Dataset items
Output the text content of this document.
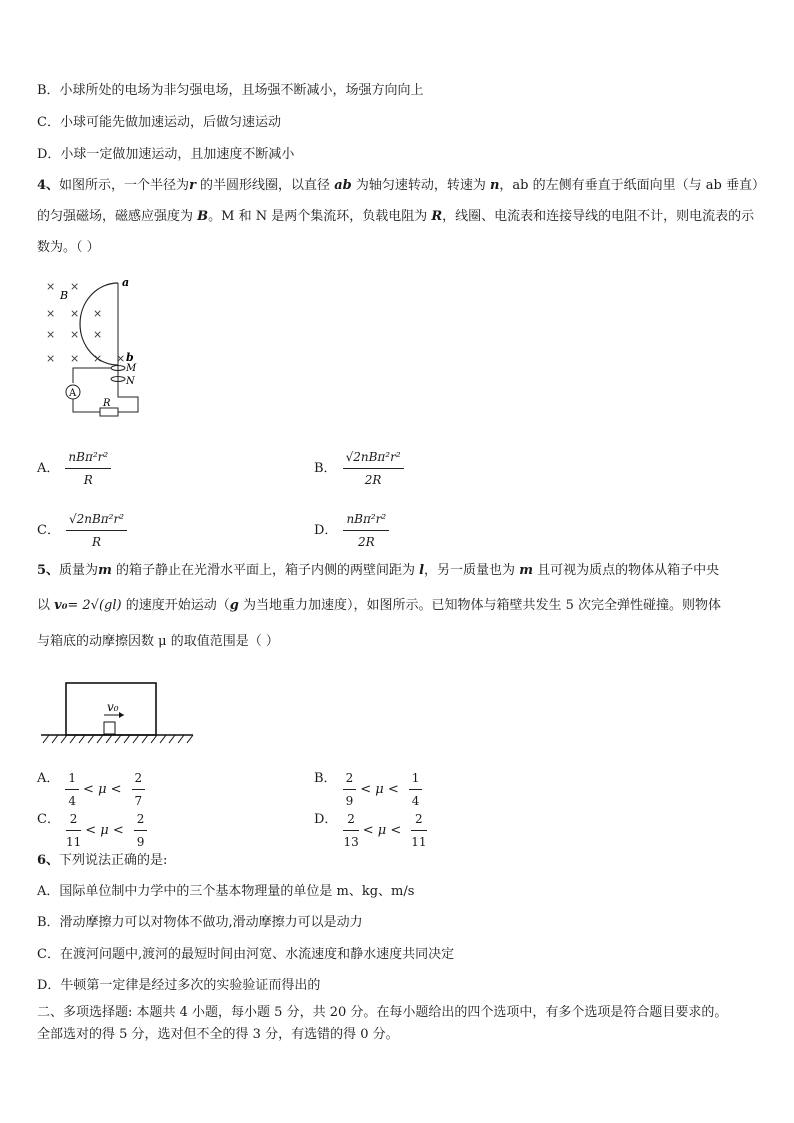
B．小球所处的电场为非匀强电场，且场强不断减小，场强方向向上
C．小球可能先做加速运动，后做匀速运动
D．小球一定做加速运动，且加速度不断减小
4、如图所示，一个半径为r 的半圆形线圈，以直径 ab 为轴匀速转动，转速为 n，ab 的左侧有垂直于纸面向里（与 ab 垂直）的匀强磁场，磁感应强度为 B。M 和 N 是两个集流环，负载电阻为 R，线圈、电流表和连接导线的电阻不计，则电流表的示数为。（ ）
× ×
× × ×
× × ×
× × × ×
B
a
b
M
N
A
R
A． $\frac{\text{nBπ²r²}}{R}$	B． $\frac{\text{√2nBπ²r²}}{2R}$
C． $\frac{\text{√2nBπ²r²}}{R}$	D． $\frac{\text{nBπ²r²}}{2R}$
5、质量为m 的箱子静止在光滑水平面上，箱子内侧的两壁间距为 l，另一质量也为 m 且可视为质点的物体从箱子中央
以 v₀= 2√(gl) 的速度开始运动（g 为当地重力加速度），如图所示。已知物体与箱壁共发生 5 次完全弹性碰撞。则物体
与箱底的动摩擦因数 μ 的取值范围是（ ）
v₀
A． $\frac{1}{4} < \mu < \frac{2}{7}$	B． $\frac{2}{9} < \mu < \frac{1}{4}$
C． $\frac{2}{11} < \mu < \frac{2}{9}$	D． $\frac{2}{13} < \mu < \frac{2}{11}$
6、下列说法正确的是:
A．国际单位制中力学中的三个基本物理量的单位是 m、kg、m/s
B．滑动摩擦力可以对物体不做功,滑动摩擦力可以是动力
C．在渡河问题中,渡河的最短时间由河宽、水流速度和静水速度共同决定
D．牛顿第一定律是经过多次的实验验证而得出的
二、多项选择题: 本题共 4 小题，每小题 5 分，共 20 分。在每小题给出的四个选项中，有多个选项是符合题目要求的。
全部选对的得 5 分，选对但不全的得 3 分，有选错的得 0 分。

Work to do »
Output the material word for word, omitting its pictures.

Task answer »
Output the text content of this document.
B．小球所处的电场为非匀强电场，且场强不断减小，场强方向向上
C．小球可能先做加速运动，后做匀速运动
D．小球一定做加速运动，且加速度不断减小
4、如图所示，一个半径为r 的半圆形线圈，以直径 ab 为轴匀速转动，转速为 n，ab 的左侧有垂直于纸面向里（与 ab 垂直）的匀强磁场，磁感应强度为 B。M 和 N 是两个集流环，负载电阻为 R，线圈、电流表和连接导线的电阻不计，则电流表的示数为。（ ）
× ×
× × ×
× × ×
× × × ×
B
a
b
M
N
A
R
A． $\frac{\text{nBπ²r²}}{R}$	B． $\frac{\text{√2nBπ²r²}}{2R}$
C． $\frac{\text{√2nBπ²r²}}{R}$	D． $\frac{\text{nBπ²r²}}{2R}$
5、质量为m 的箱子静止在光滑水平面上，箱子内侧的两壁间距为 l，另一质量也为 m 且可视为质点的物体从箱子中央
以 v₀= 2√(gl) 的速度开始运动（g 为当地重力加速度），如图所示。已知物体与箱壁共发生 5 次完全弹性碰撞。则物体
与箱底的动摩擦因数 μ 的取值范围是（ ）
v₀
A． $\frac{1}{4} < \mu < \frac{2}{7}$	B． $\frac{2}{9} < \mu < \frac{1}{4}$
C． $\frac{2}{11} < \mu < \frac{2}{9}$	D． $\frac{2}{13} < \mu < \frac{2}{11}$
6、下列说法正确的是:
A．国际单位制中力学中的三个基本物理量的单位是 m、kg、m/s
B．滑动摩擦力可以对物体不做功,滑动摩擦力可以是动力
C．在渡河问题中,渡河的最短时间由河宽、水流速度和静水速度共同决定
D．牛顿第一定律是经过多次的实验验证而得出的
二、多项选择题: 本题共 4 小题，每小题 5 分，共 20 分。在每小题给出的四个选项中，有多个选项是符合题目要求的。
全部选对的得 5 分，选对但不全的得 3 分，有选错的得 0 分。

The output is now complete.